> _Direction_
What follows is a set of records; restate each one word for word and drop the pictures.

> _Given information_
+++

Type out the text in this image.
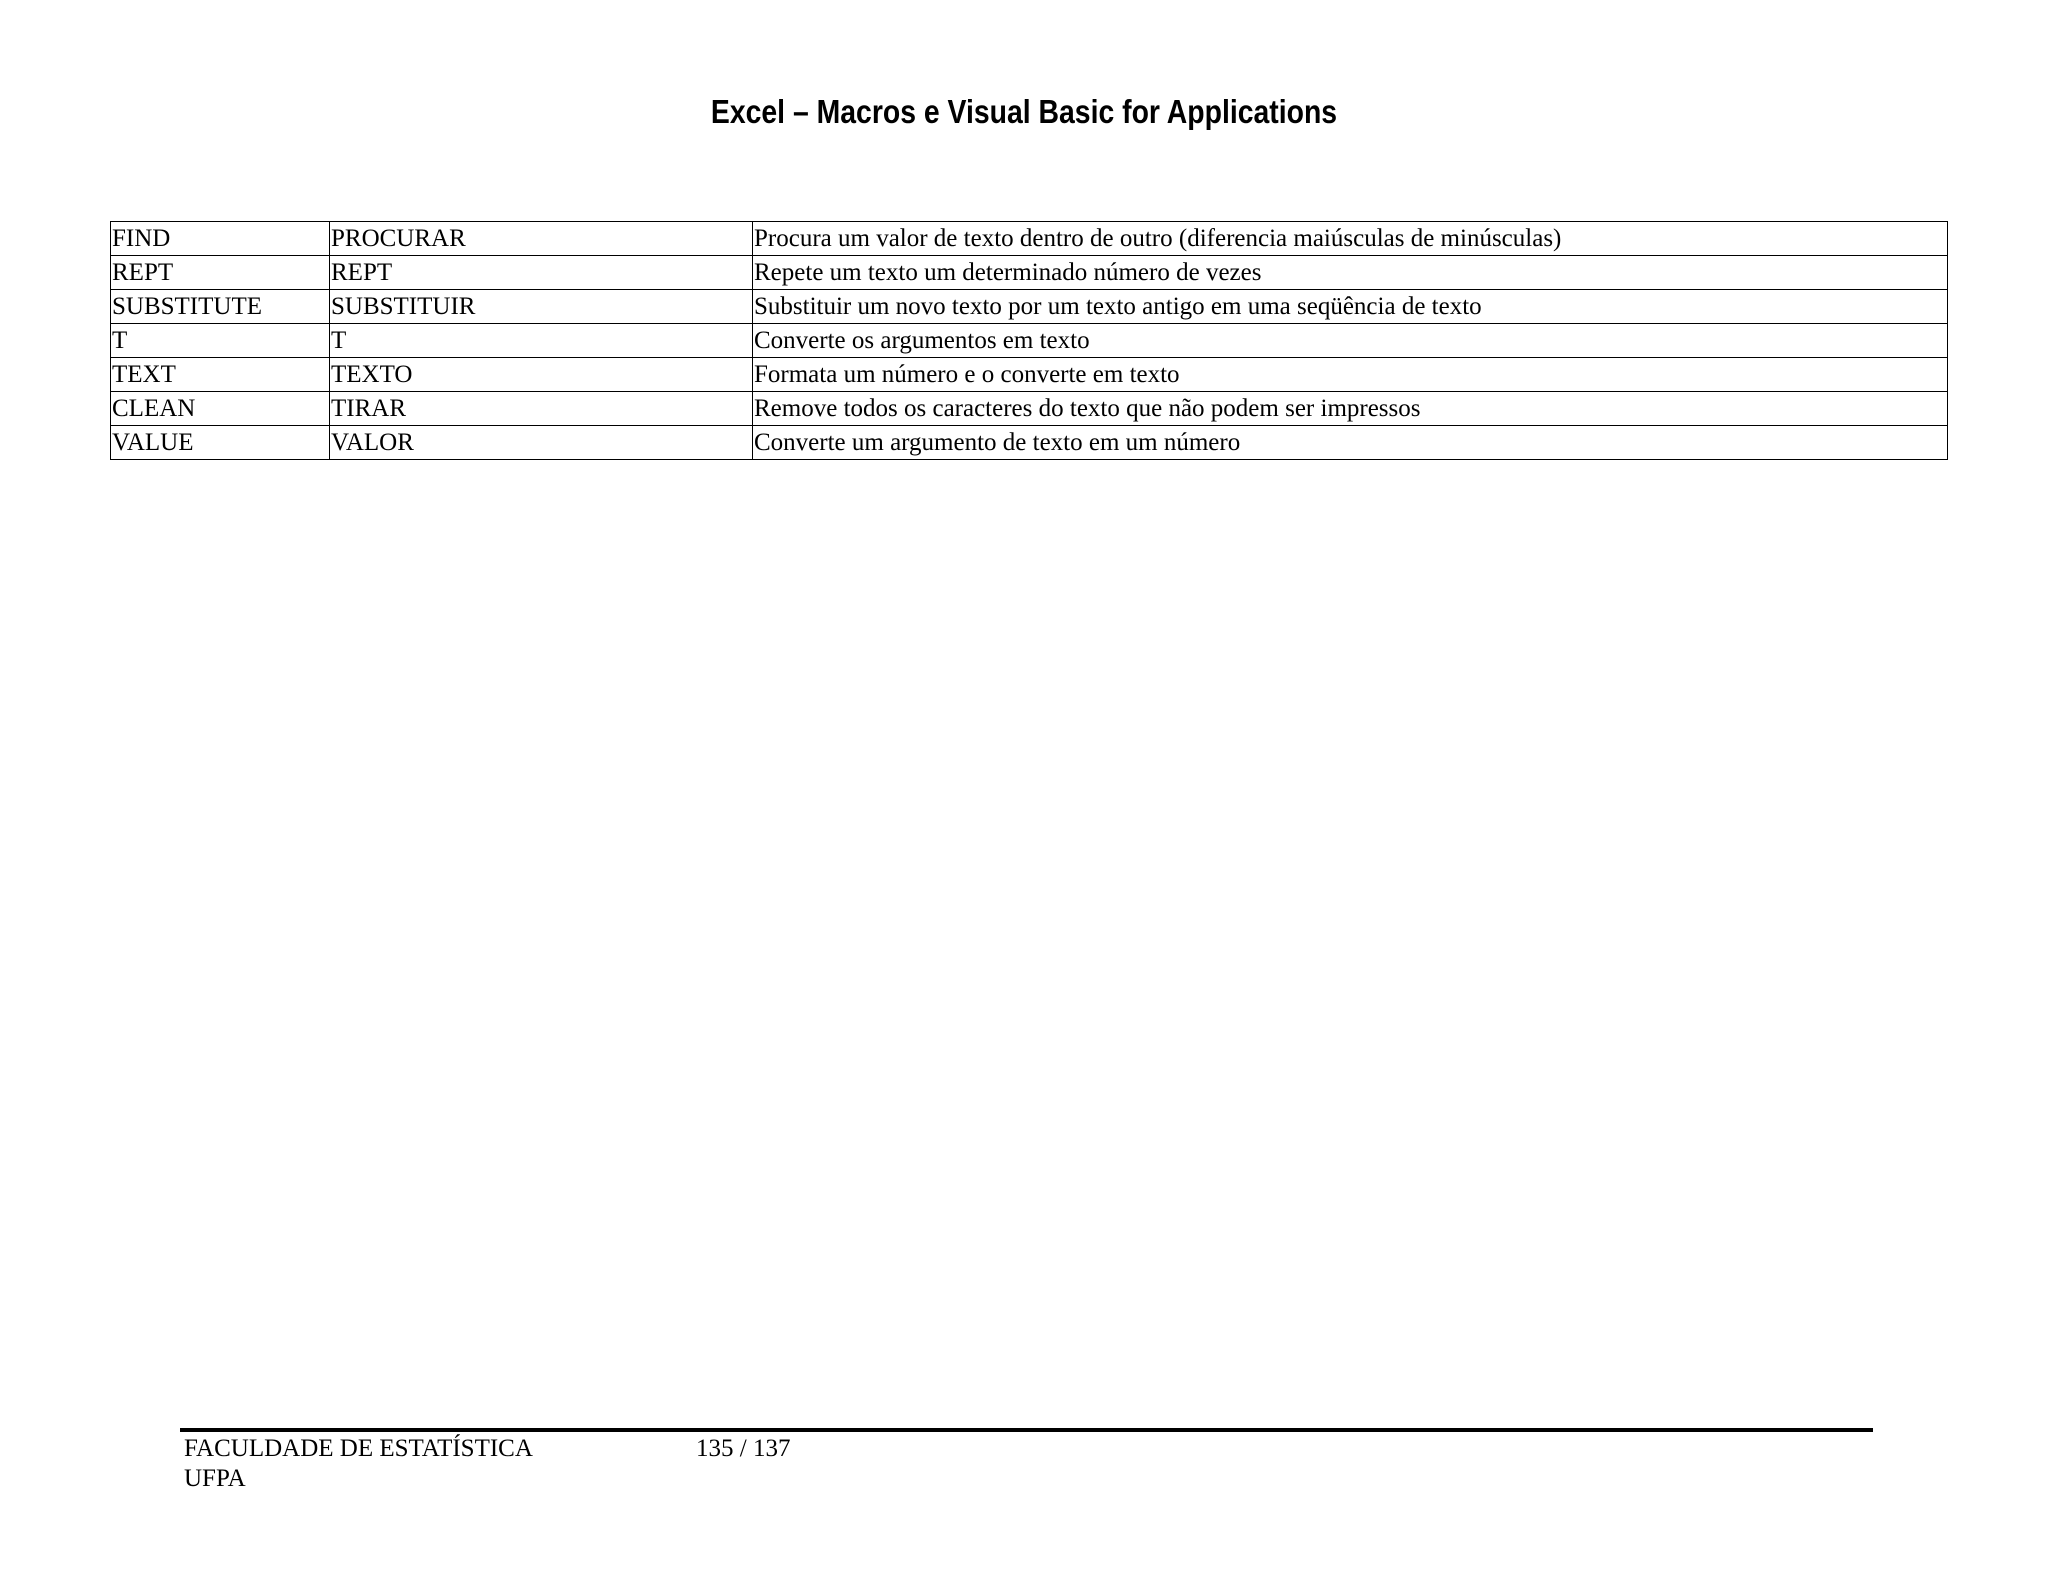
Excel – Macros e Visual Basic for Applications
FIND	PROCURAR	Procura um valor de texto dentro de outro (diferencia maiúsculas de minúsculas)
REPT	REPT	Repete um texto um determinado número de vezes
SUBSTITUTE	SUBSTITUIR	Substituir um novo texto por um texto antigo em uma seqüência de texto
T	T	Converte os argumentos em texto
TEXT	TEXTO	Formata um número e o converte em texto
CLEAN	TIRAR	Remove todos os caracteres do texto que não podem ser impressos
VALUE	VALOR	Converte um argumento de texto em um número
FACULDADE DE ESTATÍSTICA
UFPA
135 / 137
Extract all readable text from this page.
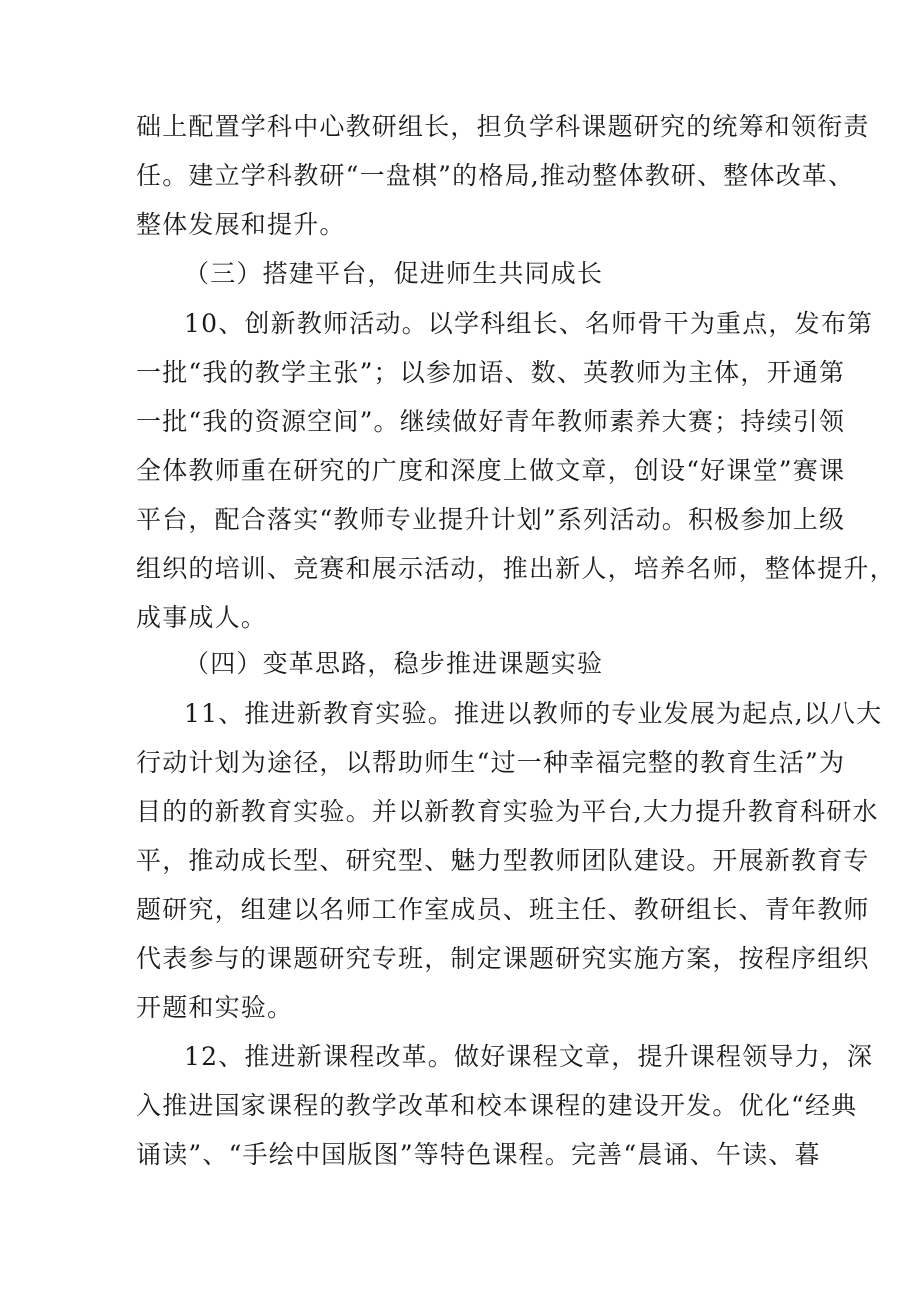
础上配置学科中心教研组长，担负学科课题研究的统筹和领衔责
任。建立学科教研“一盘棋”的格局,推动整体教研、整体改革、
整体发展和提升。
（三）搭建平台，促进师生共同成长
10、创新教师活动。以学科组长、名师骨干为重点，发布第
一批“我的教学主张”；以参加语、数、英教师为主体，开通第
一批“我的资源空间”。继续做好青年教师素养大赛；持续引领
全体教师重在研究的广度和深度上做文章，创设“好课堂”赛课
平台，配合落实“教师专业提升计划”系列活动。积极参加上级
组织的培训、竞赛和展示活动，推出新人，培养名师，整体提升，
成事成人。
（四）变革思路，稳步推进课题实验
11、推进新教育实验。推进以教师的专业发展为起点,以八大
行动计划为途径，以帮助师生“过一种幸福完整的教育生活”为
目的的新教育实验。并以新教育实验为平台,大力提升教育科研水
平，推动成长型、研究型、魅力型教师团队建设。开展新教育专
题研究，组建以名师工作室成员、班主任、教研组长、青年教师
代表参与的课题研究专班，制定课题研究实施方案，按程序组织
开题和实验。
12、推进新课程改革。做好课程文章，提升课程领导力，深
入推进国家课程的教学改革和校本课程的建设开发。优化“经典
诵读”、“手绘中国版图”等特色课程。完善“晨诵、午读、暮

+++

> _Exercise solution_
Type out the text in this image.
Excel – Macros e Visual Basic for Applications
FIND	PROCURAR	Procura um valor de texto dentro de outro (diferencia maiúsculas de minúsculas)
REPT	REPT	Repete um texto um determinado número de vezes
SUBSTITUTE	SUBSTITUIR	Substituir um novo texto por um texto antigo em uma seqüência de texto
T	T	Converte os argumentos em texto
TEXT	TEXTO	Formata um número e o converte em texto
CLEAN	TIRAR	Remove todos os caracteres do texto que não podem ser impressos
VALUE	VALOR	Converte um argumento de texto em um número
FACULDADE DE ESTATÍSTICA
UFPA
135 / 137
Extract all readable text from this page.
础上配置学科中心教研组长，担负学科课题研究的统筹和领衔责
任。建立学科教研“一盘棋”的格局,推动整体教研、整体改革、
整体发展和提升。
（三）搭建平台，促进师生共同成长
10、创新教师活动。以学科组长、名师骨干为重点，发布第
一批“我的教学主张”；以参加语、数、英教师为主体，开通第
一批“我的资源空间”。继续做好青年教师素养大赛；持续引领
全体教师重在研究的广度和深度上做文章，创设“好课堂”赛课
平台，配合落实“教师专业提升计划”系列活动。积极参加上级
组织的培训、竞赛和展示活动，推出新人，培养名师，整体提升，
成事成人。
（四）变革思路，稳步推进课题实验
11、推进新教育实验。推进以教师的专业发展为起点,以八大
行动计划为途径，以帮助师生“过一种幸福完整的教育生活”为
目的的新教育实验。并以新教育实验为平台,大力提升教育科研水
平，推动成长型、研究型、魅力型教师团队建设。开展新教育专
题研究，组建以名师工作室成员、班主任、教研组长、青年教师
代表参与的课题研究专班，制定课题研究实施方案，按程序组织
开题和实验。
12、推进新课程改革。做好课程文章，提升课程领导力，深
入推进国家课程的教学改革和校本课程的建设开发。优化“经典
诵读”、“手绘中国版图”等特色课程。完善“晨诵、午读、暮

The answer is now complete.